-- Begin RECORDS SHOWN --

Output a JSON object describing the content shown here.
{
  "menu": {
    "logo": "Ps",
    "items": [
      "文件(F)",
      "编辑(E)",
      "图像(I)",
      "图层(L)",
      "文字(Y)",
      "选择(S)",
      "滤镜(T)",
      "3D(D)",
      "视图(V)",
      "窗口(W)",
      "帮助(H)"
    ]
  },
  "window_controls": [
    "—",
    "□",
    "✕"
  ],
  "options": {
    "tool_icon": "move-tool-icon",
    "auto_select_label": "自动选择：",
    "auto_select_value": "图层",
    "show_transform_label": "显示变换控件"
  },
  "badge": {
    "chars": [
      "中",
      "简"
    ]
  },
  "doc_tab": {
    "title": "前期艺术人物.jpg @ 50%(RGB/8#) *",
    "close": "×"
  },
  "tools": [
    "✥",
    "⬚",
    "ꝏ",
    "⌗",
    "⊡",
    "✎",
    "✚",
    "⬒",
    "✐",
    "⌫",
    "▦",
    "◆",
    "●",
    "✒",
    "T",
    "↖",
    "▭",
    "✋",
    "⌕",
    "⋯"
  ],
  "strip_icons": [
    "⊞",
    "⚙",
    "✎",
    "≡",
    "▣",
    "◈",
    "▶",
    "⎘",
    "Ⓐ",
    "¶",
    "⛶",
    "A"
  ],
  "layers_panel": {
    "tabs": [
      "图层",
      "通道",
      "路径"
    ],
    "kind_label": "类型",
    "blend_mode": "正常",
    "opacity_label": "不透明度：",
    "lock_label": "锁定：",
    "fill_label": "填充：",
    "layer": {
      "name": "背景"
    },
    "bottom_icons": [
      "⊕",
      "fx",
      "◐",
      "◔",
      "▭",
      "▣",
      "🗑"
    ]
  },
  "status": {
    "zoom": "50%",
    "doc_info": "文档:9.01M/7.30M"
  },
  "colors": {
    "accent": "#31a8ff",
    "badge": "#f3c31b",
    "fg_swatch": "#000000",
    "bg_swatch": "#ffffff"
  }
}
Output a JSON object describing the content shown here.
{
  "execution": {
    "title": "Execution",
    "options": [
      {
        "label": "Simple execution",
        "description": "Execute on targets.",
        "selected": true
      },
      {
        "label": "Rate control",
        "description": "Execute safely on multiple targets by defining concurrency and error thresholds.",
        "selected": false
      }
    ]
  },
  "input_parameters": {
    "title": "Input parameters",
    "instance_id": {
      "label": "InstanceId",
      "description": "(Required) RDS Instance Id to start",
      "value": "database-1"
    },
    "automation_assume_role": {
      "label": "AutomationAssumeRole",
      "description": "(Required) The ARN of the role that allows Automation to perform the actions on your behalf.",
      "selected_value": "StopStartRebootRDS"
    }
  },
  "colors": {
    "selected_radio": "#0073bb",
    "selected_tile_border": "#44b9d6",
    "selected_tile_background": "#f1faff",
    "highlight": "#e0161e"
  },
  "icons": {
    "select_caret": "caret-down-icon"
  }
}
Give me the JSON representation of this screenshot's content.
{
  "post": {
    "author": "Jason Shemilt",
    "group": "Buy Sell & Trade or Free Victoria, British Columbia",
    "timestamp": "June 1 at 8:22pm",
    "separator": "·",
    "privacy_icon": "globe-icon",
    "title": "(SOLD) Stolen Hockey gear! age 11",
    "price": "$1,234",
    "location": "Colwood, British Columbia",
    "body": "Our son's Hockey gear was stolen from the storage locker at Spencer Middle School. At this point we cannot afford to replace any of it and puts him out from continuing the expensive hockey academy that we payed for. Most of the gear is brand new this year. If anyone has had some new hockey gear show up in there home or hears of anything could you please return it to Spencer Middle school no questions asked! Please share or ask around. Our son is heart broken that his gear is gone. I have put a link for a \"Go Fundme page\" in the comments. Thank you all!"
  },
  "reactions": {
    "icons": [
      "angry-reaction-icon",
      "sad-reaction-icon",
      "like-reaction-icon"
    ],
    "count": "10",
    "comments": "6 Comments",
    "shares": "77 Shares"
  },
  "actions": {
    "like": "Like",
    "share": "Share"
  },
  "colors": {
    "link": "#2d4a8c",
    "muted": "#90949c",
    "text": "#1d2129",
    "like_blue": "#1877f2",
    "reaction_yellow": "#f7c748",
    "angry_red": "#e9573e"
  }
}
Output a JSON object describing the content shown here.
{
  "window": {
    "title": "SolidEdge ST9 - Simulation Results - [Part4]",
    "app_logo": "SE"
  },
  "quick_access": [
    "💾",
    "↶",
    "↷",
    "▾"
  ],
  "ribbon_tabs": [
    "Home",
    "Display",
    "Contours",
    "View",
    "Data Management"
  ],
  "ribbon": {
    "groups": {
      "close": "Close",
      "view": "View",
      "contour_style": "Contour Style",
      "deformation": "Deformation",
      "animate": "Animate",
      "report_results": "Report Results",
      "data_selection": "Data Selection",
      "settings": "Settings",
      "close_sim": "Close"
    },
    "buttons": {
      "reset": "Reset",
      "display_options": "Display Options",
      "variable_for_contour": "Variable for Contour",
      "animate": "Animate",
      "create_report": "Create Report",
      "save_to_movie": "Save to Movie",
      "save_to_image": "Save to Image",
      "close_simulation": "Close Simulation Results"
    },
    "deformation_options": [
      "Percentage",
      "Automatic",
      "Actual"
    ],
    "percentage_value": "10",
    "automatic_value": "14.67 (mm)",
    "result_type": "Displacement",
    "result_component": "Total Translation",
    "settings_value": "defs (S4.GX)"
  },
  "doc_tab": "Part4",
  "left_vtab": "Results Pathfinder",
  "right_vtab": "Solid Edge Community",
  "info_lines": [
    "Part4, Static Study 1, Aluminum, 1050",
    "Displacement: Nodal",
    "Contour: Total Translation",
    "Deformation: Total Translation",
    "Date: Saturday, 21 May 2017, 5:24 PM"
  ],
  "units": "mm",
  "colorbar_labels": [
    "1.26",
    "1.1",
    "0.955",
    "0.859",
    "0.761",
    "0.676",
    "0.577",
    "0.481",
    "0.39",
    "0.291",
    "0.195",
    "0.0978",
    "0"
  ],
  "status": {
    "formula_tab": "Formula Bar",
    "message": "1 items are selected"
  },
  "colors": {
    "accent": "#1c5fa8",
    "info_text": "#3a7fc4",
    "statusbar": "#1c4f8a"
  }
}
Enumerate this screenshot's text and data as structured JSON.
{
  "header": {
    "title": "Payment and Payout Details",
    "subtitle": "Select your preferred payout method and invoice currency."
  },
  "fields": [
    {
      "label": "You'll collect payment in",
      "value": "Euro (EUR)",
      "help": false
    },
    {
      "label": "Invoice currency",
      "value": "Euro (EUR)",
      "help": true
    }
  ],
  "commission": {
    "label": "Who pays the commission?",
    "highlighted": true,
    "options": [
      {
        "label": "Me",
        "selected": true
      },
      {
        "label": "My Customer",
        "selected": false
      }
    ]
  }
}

-- End RECORDS SHOWN --

### WRITTEN REQUEST
Would you give the material above again, complete and exact?

### FINAL ANSWER
Output a JSON object describing the content shown here.
{
  "menu": {
    "logo": "Ps",
    "items": [
      "文件(F)",
      "编辑(E)",
      "图像(I)",
      "图层(L)",
      "文字(Y)",
      "选择(S)",
      "滤镜(T)",
      "3D(D)",
      "视图(V)",
      "窗口(W)",
      "帮助(H)"
    ]
  },
  "window_controls": [
    "—",
    "□",
    "✕"
  ],
  "options": {
    "tool_icon": "move-tool-icon",
    "auto_select_label": "自动选择：",
    "auto_select_value": "图层",
    "show_transform_label": "显示变换控件"
  },
  "badge": {
    "chars": [
      "中",
      "简"
    ]
  },
  "doc_tab": {
    "title": "前期艺术人物.jpg @ 50%(RGB/8#) *",
    "close": "×"
  },
  "tools": [
    "✥",
    "⬚",
    "ꝏ",
    "⌗",
    "⊡",
    "✎",
    "✚",
    "⬒",
    "✐",
    "⌫",
    "▦",
    "◆",
    "●",
    "✒",
    "T",
    "↖",
    "▭",
    "✋",
    "⌕",
    "⋯"
  ],
  "strip_icons": [
    "⊞",
    "⚙",
    "✎",
    "≡",
    "▣",
    "◈",
    "▶",
    "⎘",
    "Ⓐ",
    "¶",
    "⛶",
    "A"
  ],
  "layers_panel": {
    "tabs": [
      "图层",
      "通道",
      "路径"
    ],
    "kind_label": "类型",
    "blend_mode": "正常",
    "opacity_label": "不透明度：",
    "lock_label": "锁定：",
    "fill_label": "填充：",
    "layer": {
      "name": "背景"
    },
    "bottom_icons": [
      "⊕",
      "fx",
      "◐",
      "◔",
      "▭",
      "▣",
      "🗑"
    ]
  },
  "status": {
    "zoom": "50%",
    "doc_info": "文档:9.01M/7.30M"
  },
  "colors": {
    "accent": "#31a8ff",
    "badge": "#f3c31b",
    "fg_swatch": "#000000",
    "bg_swatch": "#ffffff"
  }
}
Output a JSON object describing the content shown here.
{
  "execution": {
    "title": "Execution",
    "options": [
      {
        "label": "Simple execution",
        "description": "Execute on targets.",
        "selected": true
      },
      {
        "label": "Rate control",
        "description": "Execute safely on multiple targets by defining concurrency and error thresholds.",
        "selected": false
      }
    ]
  },
  "input_parameters": {
    "title": "Input parameters",
    "instance_id": {
      "label": "InstanceId",
      "description": "(Required) RDS Instance Id to start",
      "value": "database-1"
    },
    "automation_assume_role": {
      "label": "AutomationAssumeRole",
      "description": "(Required) The ARN of the role that allows Automation to perform the actions on your behalf.",
      "selected_value": "StopStartRebootRDS"
    }
  },
  "colors": {
    "selected_radio": "#0073bb",
    "selected_tile_border": "#44b9d6",
    "selected_tile_background": "#f1faff",
    "highlight": "#e0161e"
  },
  "icons": {
    "select_caret": "caret-down-icon"
  }
}
Give me the JSON representation of this screenshot's content.
{
  "post": {
    "author": "Jason Shemilt",
    "group": "Buy Sell & Trade or Free Victoria, British Columbia",
    "timestamp": "June 1 at 8:22pm",
    "separator": "·",
    "privacy_icon": "globe-icon",
    "title": "(SOLD) Stolen Hockey gear! age 11",
    "price": "$1,234",
    "location": "Colwood, British Columbia",
    "body": "Our son's Hockey gear was stolen from the storage locker at Spencer Middle School. At this point we cannot afford to replace any of it and puts him out from continuing the expensive hockey academy that we payed for. Most of the gear is brand new this year. If anyone has had some new hockey gear show up in there home or hears of anything could you please return it to Spencer Middle school no questions asked! Please share or ask around. Our son is heart broken that his gear is gone. I have put a link for a \"Go Fundme page\" in the comments. Thank you all!"
  },
  "reactions": {
    "icons": [
      "angry-reaction-icon",
      "sad-reaction-icon",
      "like-reaction-icon"
    ],
    "count": "10",
    "comments": "6 Comments",
    "shares": "77 Shares"
  },
  "actions": {
    "like": "Like",
    "share": "Share"
  },
  "colors": {
    "link": "#2d4a8c",
    "muted": "#90949c",
    "text": "#1d2129",
    "like_blue": "#1877f2",
    "reaction_yellow": "#f7c748",
    "angry_red": "#e9573e"
  }
}
Output a JSON object describing the content shown here.
{
  "window": {
    "title": "SolidEdge ST9 - Simulation Results - [Part4]",
    "app_logo": "SE"
  },
  "quick_access": [
    "💾",
    "↶",
    "↷",
    "▾"
  ],
  "ribbon_tabs": [
    "Home",
    "Display",
    "Contours",
    "View",
    "Data Management"
  ],
  "ribbon": {
    "groups": {
      "close": "Close",
      "view": "View",
      "contour_style": "Contour Style",
      "deformation": "Deformation",
      "animate": "Animate",
      "report_results": "Report Results",
      "data_selection": "Data Selection",
      "settings": "Settings",
      "close_sim": "Close"
    },
    "buttons": {
      "reset": "Reset",
      "display_options": "Display Options",
      "variable_for_contour": "Variable for Contour",
      "animate": "Animate",
      "create_report": "Create Report",
      "save_to_movie": "Save to Movie",
      "save_to_image": "Save to Image",
      "close_simulation": "Close Simulation Results"
    },
    "deformation_options": [
      "Percentage",
      "Automatic",
      "Actual"
    ],
    "percentage_value": "10",
    "automatic_value": "14.67 (mm)",
    "result_type": "Displacement",
    "result_component": "Total Translation",
    "settings_value": "defs (S4.GX)"
  },
  "doc_tab": "Part4",
  "left_vtab": "Results Pathfinder",
  "right_vtab": "Solid Edge Community",
  "info_lines": [
    "Part4, Static Study 1, Aluminum, 1050",
    "Displacement: Nodal",
    "Contour: Total Translation",
    "Deformation: Total Translation",
    "Date: Saturday, 21 May 2017, 5:24 PM"
  ],
  "units": "mm",
  "colorbar_labels": [
    "1.26",
    "1.1",
    "0.955",
    "0.859",
    "0.761",
    "0.676",
    "0.577",
    "0.481",
    "0.39",
    "0.291",
    "0.195",
    "0.0978",
    "0"
  ],
  "status": {
    "formula_tab": "Formula Bar",
    "message": "1 items are selected"
  },
  "colors": {
    "accent": "#1c5fa8",
    "info_text": "#3a7fc4",
    "statusbar": "#1c4f8a"
  }
}
Enumerate this screenshot's text and data as structured JSON.
{
  "header": {
    "title": "Payment and Payout Details",
    "subtitle": "Select your preferred payout method and invoice currency."
  },
  "fields": [
    {
      "label": "You'll collect payment in",
      "value": "Euro (EUR)",
      "help": false
    },
    {
      "label": "Invoice currency",
      "value": "Euro (EUR)",
      "help": true
    }
  ],
  "commission": {
    "label": "Who pays the commission?",
    "highlighted": true,
    "options": [
      {
        "label": "Me",
        "selected": true
      },
      {
        "label": "My Customer",
        "selected": false
      }
    ]
  }
}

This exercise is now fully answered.